- **Exercise aim**:
Look through the data below. Collect every line where the word "контроля" occurs.

++++ Records provided ++++

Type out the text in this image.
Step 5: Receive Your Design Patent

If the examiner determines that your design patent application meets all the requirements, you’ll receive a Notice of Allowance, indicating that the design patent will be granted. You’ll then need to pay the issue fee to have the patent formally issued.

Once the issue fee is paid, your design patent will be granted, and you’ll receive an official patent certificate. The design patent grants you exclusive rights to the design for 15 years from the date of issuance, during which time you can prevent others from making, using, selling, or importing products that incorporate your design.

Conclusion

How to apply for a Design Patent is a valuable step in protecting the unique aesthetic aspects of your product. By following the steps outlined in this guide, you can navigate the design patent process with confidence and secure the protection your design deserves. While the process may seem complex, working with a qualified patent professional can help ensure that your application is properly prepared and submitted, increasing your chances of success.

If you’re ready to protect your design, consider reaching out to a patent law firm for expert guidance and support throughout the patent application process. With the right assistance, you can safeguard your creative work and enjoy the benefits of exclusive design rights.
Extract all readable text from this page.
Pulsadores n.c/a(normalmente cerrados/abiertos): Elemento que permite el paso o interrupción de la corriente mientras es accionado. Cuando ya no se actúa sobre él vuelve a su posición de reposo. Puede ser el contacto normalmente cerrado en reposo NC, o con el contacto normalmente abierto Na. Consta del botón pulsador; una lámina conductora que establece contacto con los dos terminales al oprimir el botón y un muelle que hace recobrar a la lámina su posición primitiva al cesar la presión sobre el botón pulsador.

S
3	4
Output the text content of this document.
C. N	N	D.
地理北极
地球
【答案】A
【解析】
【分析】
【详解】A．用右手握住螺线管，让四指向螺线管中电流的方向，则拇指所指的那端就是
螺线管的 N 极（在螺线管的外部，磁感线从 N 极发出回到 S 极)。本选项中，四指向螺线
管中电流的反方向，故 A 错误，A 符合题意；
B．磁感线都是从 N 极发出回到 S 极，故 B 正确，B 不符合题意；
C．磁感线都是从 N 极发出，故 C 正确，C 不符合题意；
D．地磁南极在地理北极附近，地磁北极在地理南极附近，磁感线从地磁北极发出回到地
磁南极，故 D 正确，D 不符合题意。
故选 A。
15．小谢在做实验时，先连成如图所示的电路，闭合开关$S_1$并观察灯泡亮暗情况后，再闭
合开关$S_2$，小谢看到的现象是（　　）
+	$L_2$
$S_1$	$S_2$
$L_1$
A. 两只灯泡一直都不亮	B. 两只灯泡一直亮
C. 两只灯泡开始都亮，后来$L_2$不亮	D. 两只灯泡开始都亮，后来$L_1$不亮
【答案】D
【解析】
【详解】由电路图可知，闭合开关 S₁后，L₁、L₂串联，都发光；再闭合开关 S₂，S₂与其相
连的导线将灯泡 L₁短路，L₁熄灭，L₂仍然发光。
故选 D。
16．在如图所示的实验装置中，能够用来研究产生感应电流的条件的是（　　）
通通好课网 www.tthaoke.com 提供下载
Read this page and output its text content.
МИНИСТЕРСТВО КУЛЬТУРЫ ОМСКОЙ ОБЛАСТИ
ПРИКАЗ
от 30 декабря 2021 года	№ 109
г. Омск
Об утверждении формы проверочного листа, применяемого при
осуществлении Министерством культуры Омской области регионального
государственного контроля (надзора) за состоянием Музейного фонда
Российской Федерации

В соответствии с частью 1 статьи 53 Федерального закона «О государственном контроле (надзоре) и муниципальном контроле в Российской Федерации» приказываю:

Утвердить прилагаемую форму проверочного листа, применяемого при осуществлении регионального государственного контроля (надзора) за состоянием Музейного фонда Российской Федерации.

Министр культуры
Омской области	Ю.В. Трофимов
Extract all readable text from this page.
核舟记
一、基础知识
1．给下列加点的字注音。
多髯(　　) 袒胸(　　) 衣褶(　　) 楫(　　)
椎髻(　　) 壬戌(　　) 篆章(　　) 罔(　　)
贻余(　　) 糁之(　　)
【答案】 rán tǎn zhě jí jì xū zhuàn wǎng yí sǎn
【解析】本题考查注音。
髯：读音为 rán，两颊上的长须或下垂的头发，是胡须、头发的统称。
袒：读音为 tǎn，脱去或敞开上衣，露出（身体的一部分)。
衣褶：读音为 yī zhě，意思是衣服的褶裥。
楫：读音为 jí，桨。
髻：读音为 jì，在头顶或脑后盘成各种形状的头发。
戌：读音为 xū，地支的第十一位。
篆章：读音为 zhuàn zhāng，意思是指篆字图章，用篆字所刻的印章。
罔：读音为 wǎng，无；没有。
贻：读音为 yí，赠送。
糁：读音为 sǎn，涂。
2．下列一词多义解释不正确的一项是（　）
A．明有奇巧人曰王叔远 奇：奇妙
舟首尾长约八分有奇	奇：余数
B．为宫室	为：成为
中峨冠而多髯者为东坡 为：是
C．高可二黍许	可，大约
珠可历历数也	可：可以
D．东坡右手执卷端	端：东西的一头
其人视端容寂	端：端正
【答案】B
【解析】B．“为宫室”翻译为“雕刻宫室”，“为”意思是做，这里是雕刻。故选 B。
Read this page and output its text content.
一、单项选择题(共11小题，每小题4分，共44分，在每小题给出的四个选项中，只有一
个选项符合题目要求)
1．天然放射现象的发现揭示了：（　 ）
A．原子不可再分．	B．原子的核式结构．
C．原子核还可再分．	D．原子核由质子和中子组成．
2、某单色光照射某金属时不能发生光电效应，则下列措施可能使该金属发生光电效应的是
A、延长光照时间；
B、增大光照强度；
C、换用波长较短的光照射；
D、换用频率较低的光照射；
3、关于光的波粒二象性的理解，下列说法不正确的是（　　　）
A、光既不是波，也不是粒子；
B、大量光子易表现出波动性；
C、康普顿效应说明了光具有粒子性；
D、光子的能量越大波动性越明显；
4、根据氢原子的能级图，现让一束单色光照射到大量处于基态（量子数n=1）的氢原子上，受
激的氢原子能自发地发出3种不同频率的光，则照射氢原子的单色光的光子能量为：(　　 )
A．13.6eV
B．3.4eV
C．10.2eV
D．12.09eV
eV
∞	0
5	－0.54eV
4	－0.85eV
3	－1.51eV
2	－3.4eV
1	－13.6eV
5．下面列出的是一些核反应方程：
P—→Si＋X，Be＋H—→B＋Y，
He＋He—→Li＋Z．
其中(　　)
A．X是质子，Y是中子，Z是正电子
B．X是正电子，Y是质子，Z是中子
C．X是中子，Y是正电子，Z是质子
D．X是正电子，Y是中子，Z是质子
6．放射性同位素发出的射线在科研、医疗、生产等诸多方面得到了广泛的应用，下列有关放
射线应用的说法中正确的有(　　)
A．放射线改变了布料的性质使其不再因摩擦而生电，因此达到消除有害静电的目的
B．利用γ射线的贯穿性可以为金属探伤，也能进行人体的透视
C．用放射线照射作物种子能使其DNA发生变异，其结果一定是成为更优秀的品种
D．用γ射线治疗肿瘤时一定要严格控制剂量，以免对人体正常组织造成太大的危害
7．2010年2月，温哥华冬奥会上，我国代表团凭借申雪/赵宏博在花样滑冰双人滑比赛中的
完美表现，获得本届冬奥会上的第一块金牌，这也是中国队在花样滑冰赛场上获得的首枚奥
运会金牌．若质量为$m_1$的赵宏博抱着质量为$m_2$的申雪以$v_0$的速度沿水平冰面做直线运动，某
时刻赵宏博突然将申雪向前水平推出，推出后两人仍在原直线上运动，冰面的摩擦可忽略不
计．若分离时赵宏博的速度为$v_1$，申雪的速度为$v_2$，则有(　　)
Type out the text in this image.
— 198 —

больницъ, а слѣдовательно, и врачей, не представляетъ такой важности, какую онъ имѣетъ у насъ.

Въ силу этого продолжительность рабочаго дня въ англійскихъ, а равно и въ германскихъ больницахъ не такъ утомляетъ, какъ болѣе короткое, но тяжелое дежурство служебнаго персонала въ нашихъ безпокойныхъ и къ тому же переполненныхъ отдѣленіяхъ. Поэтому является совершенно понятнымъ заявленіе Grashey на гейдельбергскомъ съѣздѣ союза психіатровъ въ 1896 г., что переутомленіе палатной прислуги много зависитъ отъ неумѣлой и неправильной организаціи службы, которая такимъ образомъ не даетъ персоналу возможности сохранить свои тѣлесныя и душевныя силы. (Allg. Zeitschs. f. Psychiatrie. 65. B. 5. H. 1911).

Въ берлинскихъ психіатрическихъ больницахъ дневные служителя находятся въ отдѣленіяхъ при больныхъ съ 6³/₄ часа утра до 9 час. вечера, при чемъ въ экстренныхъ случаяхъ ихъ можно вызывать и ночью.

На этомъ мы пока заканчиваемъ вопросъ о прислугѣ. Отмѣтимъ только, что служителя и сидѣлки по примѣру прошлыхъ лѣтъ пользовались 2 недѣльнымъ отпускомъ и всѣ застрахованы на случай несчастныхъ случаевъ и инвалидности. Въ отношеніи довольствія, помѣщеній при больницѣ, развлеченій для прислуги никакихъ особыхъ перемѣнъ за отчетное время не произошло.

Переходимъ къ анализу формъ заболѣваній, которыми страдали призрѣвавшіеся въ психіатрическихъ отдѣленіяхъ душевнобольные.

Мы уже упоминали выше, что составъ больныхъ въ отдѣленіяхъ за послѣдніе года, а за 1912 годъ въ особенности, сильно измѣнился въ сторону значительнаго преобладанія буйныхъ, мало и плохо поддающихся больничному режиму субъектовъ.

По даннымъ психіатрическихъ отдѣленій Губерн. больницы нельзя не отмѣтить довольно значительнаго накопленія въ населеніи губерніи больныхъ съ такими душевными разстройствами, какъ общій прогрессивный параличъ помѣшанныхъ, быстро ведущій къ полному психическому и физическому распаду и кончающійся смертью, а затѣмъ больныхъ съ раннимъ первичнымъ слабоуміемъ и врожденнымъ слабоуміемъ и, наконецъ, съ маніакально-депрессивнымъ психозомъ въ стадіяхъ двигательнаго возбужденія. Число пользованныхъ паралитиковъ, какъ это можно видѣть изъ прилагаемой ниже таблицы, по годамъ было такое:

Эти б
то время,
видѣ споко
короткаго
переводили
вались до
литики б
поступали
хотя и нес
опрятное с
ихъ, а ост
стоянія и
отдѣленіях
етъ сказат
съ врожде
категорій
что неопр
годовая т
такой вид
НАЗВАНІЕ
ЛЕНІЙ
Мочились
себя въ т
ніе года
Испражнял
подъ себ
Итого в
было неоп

++++

- **Result of this exercise**:
государственного контроля (надзора) за состоянием Музейного фонда
Утвердить прилагаемую форму проверочного листа, применяемого при осуществлении регионального государственного контроля (надзора) за состоянием Музейного фонда Российской Федерации.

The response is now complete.